▸ **Text provided**:
SDR Career Paths, Ranked
Sep 1, 2024
Want to take the next step from sales development, but unsure where to go next? Here’s a full breakdown of all post-SDR tech jobs. ~enjoy!~
The most obvious answer: Closing Sales Role – Account Executive
Pros:
Fast-paced, competitive, and incredibly lucrative. You control your money destiny better than any other corporate employee. The harder & smarter you work, the more you get paid. The sky's the limit.
Cons:
Quotas are stressful.
Here are some stories of SDRs who became AEs on Transition Tales: Ian Sterns and Kayla Lucia
Hate Sales but still want to be Customer-Facing? – Customer Success
Customer Success teams help customers see value from the product. You help them with implementation, enablement, trouble-shooting. There’s often a sales-like element of this role because customer success teams have targets for renewals/upsell/cross-sell.
Pros:
You get to work with people & solve business problems with your product. The job is often seen as less stressful than sales.
Cons:
Back-to-back calls can be repetitive. If your product sucks, you’re the one who has to break the news to the customer that the product sucks.
Here are some stories of SDRs who became AEs on Transition Tales: Imran Kabir and Astrid Malone
Loved the email crafting part of the XDR job? – Content Marketing/Sales Copy Writing
Content Marketers create marketing content like emails, blogs, how-to guides, infographics, case studies, ad copy writing, and more. Sometimes they even write the emails you’re sending to prospects (this is called sales copywriting).
Pros:
You get to be paid to learn about the company, prospects, product and write about it. It can be a very creative role.
Cons:
Writing marketing materials can get repetitive. You often don’t have a lot of power to decide how your writing gets delivered.
Don’t quite want to write blogs/emails/etc but still like messaging? – Product Marketing
Product Marketing is the bridge between the product team and the rest of the world. They make sure that the messaging the marketing team is sending to the world is great, enable the sales team on product messaging, and collaborate with the product team to create marketing messaging for new products.

▸ **Given data**:
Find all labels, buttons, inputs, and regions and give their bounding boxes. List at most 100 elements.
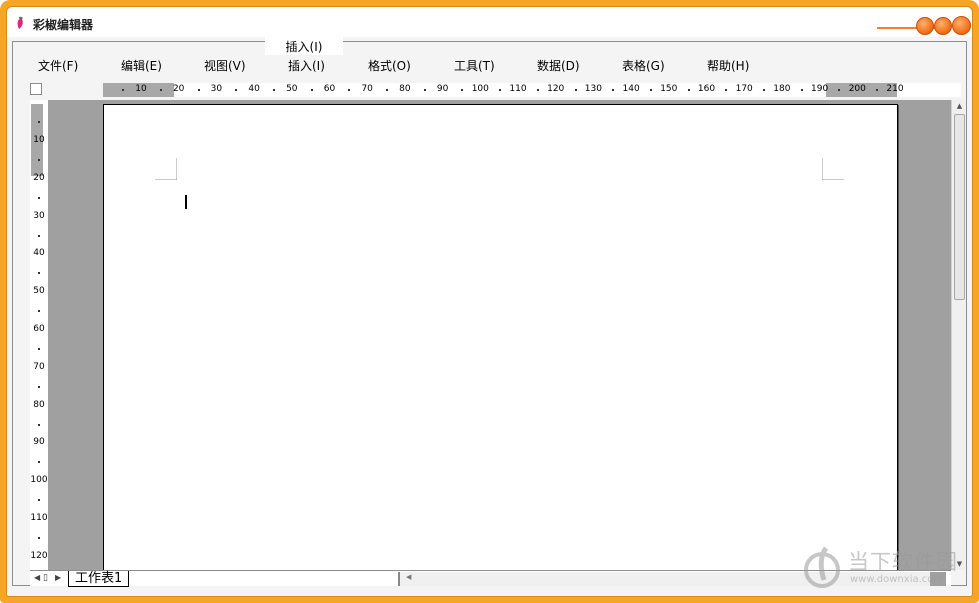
- hruler-tick-label: 40: [248, 84, 260, 94]
- vertical-scrollbar[interactable]: ▲ ▼: [951, 100, 966, 570]
- crop-mark-top-right: [822, 158, 844, 180]
- vruler-tick-label: 80: [33, 399, 45, 410]
- minimize-button[interactable]: [916, 17, 934, 35]
- vruler-tick-label: 100: [30, 475, 48, 486]
- vruler-tick-dot: [38, 461, 40, 464]
- sheet-split-handle-icon[interactable]: ▯: [43, 573, 48, 583]
- vruler-tick-dot: [38, 272, 40, 275]
- pepper-app-icon: [17, 16, 23, 29]
- hruler-tick-label: 160: [697, 84, 716, 94]
- document-canvas[interactable]: [48, 100, 951, 570]
- hruler-tick-dot: [348, 89, 351, 91]
- vruler-tick-dot: [38, 423, 40, 426]
- vruler-tick-label: 10: [33, 135, 45, 145]
- hruler-tick-label: 110: [509, 84, 527, 94]
- scroll-left-arrow[interactable]: ◀: [406, 573, 411, 581]
- sheet-prev-icon[interactable]: ◀: [34, 573, 40, 582]
- vruler-tick-label: 70: [33, 361, 45, 372]
- hruler-tick-dot: [272, 89, 275, 91]
- title-bar[interactable]: 彩椒编辑器: [7, 7, 972, 37]
- editor-frame: 文件(F) 编辑(E) 视图(V) 插入(I) 格式(O) 工具(T) 数据(D…: [12, 41, 967, 587]
- vruler-tick-label: 120: [30, 550, 48, 561]
- vruler-tick-label: 90: [33, 437, 45, 448]
- hruler-tick-dot: [574, 89, 577, 91]
- hruler-tick-label: 120: [547, 84, 565, 94]
- vruler-tick-label: 50: [33, 286, 45, 297]
- vruler-tick-label: 60: [33, 324, 45, 334]
- insert-tab-badge[interactable]: 插入(I): [265, 35, 343, 55]
- hruler-tick-dot: [725, 89, 728, 91]
- document-page[interactable]: [103, 104, 898, 570]
- horizontal-ruler[interactable]: 10 20 30 40 50 60 70 80 90 100 110 120 130 140 150 160 1…: [103, 83, 961, 97]
- hruler-tick-dot: [310, 89, 313, 91]
- watermark-site: www.downxia.com: [850, 574, 944, 585]
- vruler-tick-dot: [38, 310, 40, 313]
- crop-mark-top-left: [155, 158, 177, 180]
- text-caret: [185, 195, 187, 209]
- hruler-tick-label: 100: [471, 84, 489, 94]
- hruler-tick-label: 140: [622, 84, 640, 94]
- hruler-tick-label: 60: [323, 84, 336, 94]
- vruler-tick-dot: [38, 385, 40, 388]
- vruler-tick-dot: [38, 499, 40, 502]
- menu-edit[interactable]: 编辑(E): [121, 57, 162, 74]
- downxia-logo-icon: [804, 546, 840, 588]
- vruler-tick-dot: [38, 536, 40, 539]
- hruler-tick-label: 170: [735, 84, 753, 94]
- sheet-tab-1[interactable]: 工作表1: [68, 571, 130, 587]
- hruler-tick-label: 210: [886, 84, 904, 94]
- menu-data[interactable]: 数据(D): [537, 57, 580, 74]
- hruler-tick-label: 70: [361, 84, 373, 94]
- vruler-tick-label: 110: [30, 513, 48, 523]
- vertical-ruler[interactable]: 10 20 30 40 50 60 70 80 90 100 110 120: [30, 100, 48, 570]
- hruler-tick-dot: [536, 89, 539, 91]
- hruler-tick-label: 190: [811, 84, 829, 94]
- hruler-tick-dot: [649, 89, 652, 91]
- menu-view[interactable]: 视图(V): [204, 57, 246, 74]
- hruler-tick-label: 180: [773, 84, 791, 94]
- hruler-tick-label: 150: [660, 84, 678, 94]
- ruler-corner-box[interactable]: [30, 83, 42, 95]
- menu-format[interactable]: 格式(O): [368, 57, 411, 74]
- menu-tools[interactable]: 工具(T): [454, 57, 495, 74]
- hruler-tick-dot: [499, 89, 502, 91]
- hruler-tick-dot: [197, 89, 200, 91]
- hruler-tick-dot: [763, 89, 766, 91]
- vruler-tick-dot: [38, 347, 40, 350]
- hruler-tick-label: 130: [584, 84, 602, 94]
- vruler-tick-dot: [38, 234, 40, 237]
- hruler-tick-label: 30: [210, 84, 223, 94]
- watermark-brand: 当下软件园: [848, 550, 958, 574]
- hruler-tick-dot: [159, 89, 162, 91]
- window-title: 彩椒编辑器: [33, 18, 94, 32]
- hruler-tick-label: 80: [399, 84, 411, 94]
- hruler-tick-dot: [687, 89, 690, 91]
- menu-help[interactable]: 帮助(H): [707, 57, 749, 74]
- menu-insert[interactable]: 插入(I): [288, 57, 325, 74]
- app-window: 彩椒编辑器 文件(F) 编辑(E) 视图(V) 插入(I) 格式(O) 工具(T…: [0, 0, 979, 603]
- hruler-tick-dot: [612, 89, 615, 91]
- vruler-tick-dot: [38, 121, 40, 124]
- hruler-tick-dot: [423, 89, 426, 91]
- menu-table[interactable]: 表格(G): [622, 57, 665, 74]
- hruler-tick-dot: [461, 89, 464, 91]
- window-body: 彩椒编辑器 文件(F) 编辑(E) 视图(V) 插入(I) 格式(O) 工具(T…: [6, 6, 973, 597]
- menu-bar: 文件(F) 编辑(E) 视图(V) 插入(I) 格式(O) 工具(T) 数据(D…: [13, 52, 966, 76]
- vruler-tick-label: 40: [33, 248, 45, 259]
- watermark: 当下软件园 www.downxia.com: [802, 544, 972, 590]
- sheet-next-icon[interactable]: ▶: [55, 573, 61, 582]
- hruler-tick-dot: [876, 89, 879, 91]
- maximize-button[interactable]: [934, 17, 952, 35]
- vruler-tick-label: 20: [33, 172, 45, 183]
- close-button[interactable]: [952, 16, 971, 35]
- hruler-tick-label: 90: [436, 84, 449, 94]
- hruler-tick-label: 20: [172, 84, 185, 94]
- vruler-tick-label: 30: [33, 210, 45, 221]
- hruler-tick-dot: [122, 89, 125, 91]
- hruler-tick-label: 50: [286, 84, 298, 94]
- scroll-up-arrow[interactable]: ▲: [952, 100, 967, 112]
- hruler-tick-label: 200: [848, 84, 866, 94]
- vertical-scroll-thumb[interactable]: [954, 114, 965, 300]
- vruler-tick-dot: [38, 158, 40, 161]
- menu-file[interactable]: 文件(F): [38, 57, 78, 74]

▸ **Exercise instructions**: Please pick up the article on career paths after sales development at its last sentence, in the Product Marketing section, and carry it on from there.

▸ **Task output**:
Pros:
Product marketing is often the best paid gig on B2B SaaS marketing teams.
Cons:
Similar to copywriters, they often don’t often own the execution of how the messages they make are used in the market. Also training salespeople on personas, products, and new features is not easy.
Like ensuring your booth at trade shows are successful? – Event/Field Marketing
Field marketers execute events to drive pipeline. This means planning and executing dinners, parties, conferences, booth presence at industry conferences, and more.
Pros:
You get to work with a lot of partners and different exciting people in/around the org.
Cons:
Remember all the times you didn’t invite people to events or follow-up on event leads? Yeah. As a field marketer you’ll have to deal with that on the other side – No one helping with attendance and people dropping the ball on event followup.
Here are some stories of SDRs who became AEs on Transition Tales: Angelica Rafter
Loved being a mentor to new SDRs? – SDR/BDR Leadership
Pros:
It can be incredibly meaningful and fulfilling to grow early SDR talent. If you’re good at your job, your SDRs will love you.
Cons:
You’ll have to deal with weird requests from everywhere in the company. Managing SDRs can be like herding cats.
Here are some stories of SDRs who became AEs on Transition Tales: Beth Millan
Loved Teaching/Mentoring SDRs but Don’t Want to Manage SDRs? – Sales Enablement
Sales Enablement professionals make and deliver content for enablement.
Pros:
You get to teach XDRs and make educational content and mentor XDRs without the stress of having a quota like an XDR manager.
Cons:
Enablement, like teaching, is often undervalued. Sometimes you don’t have any say on what gets taught and you’re just the person that has to deliver training that comes from other teams.
Here are some stories of SDRs who became AEs on Transition Tales: Liam Mercier
Thinking all the time about how XDR tools + processes can be improved? – Operations
Operations can be a few different things:
Tool management: managing CRMs, Sales tools like Outreach/Salesloft
Sales territory, quota, and headcount planning
Sales data collection & analytics around KPIs, activities, and quota
Pros:
The way Go-to-Market is moving, data, tools, and operations are going to be more and more important and in-demand.
Cons:
When things break for sales ops you better believe you will be working overtime :)
Like being customer-facing and being super technical? – Sales Engineering
Pros:
Being a sales engineer is the closest you can get to having the fun part of sales with less quota stress. You also get to constantly learn about the tech you are selling because your job depends on it!
Cons:
Sometimes you might feel like you are doing the heavy lifting for an AE without getting paid sales $$.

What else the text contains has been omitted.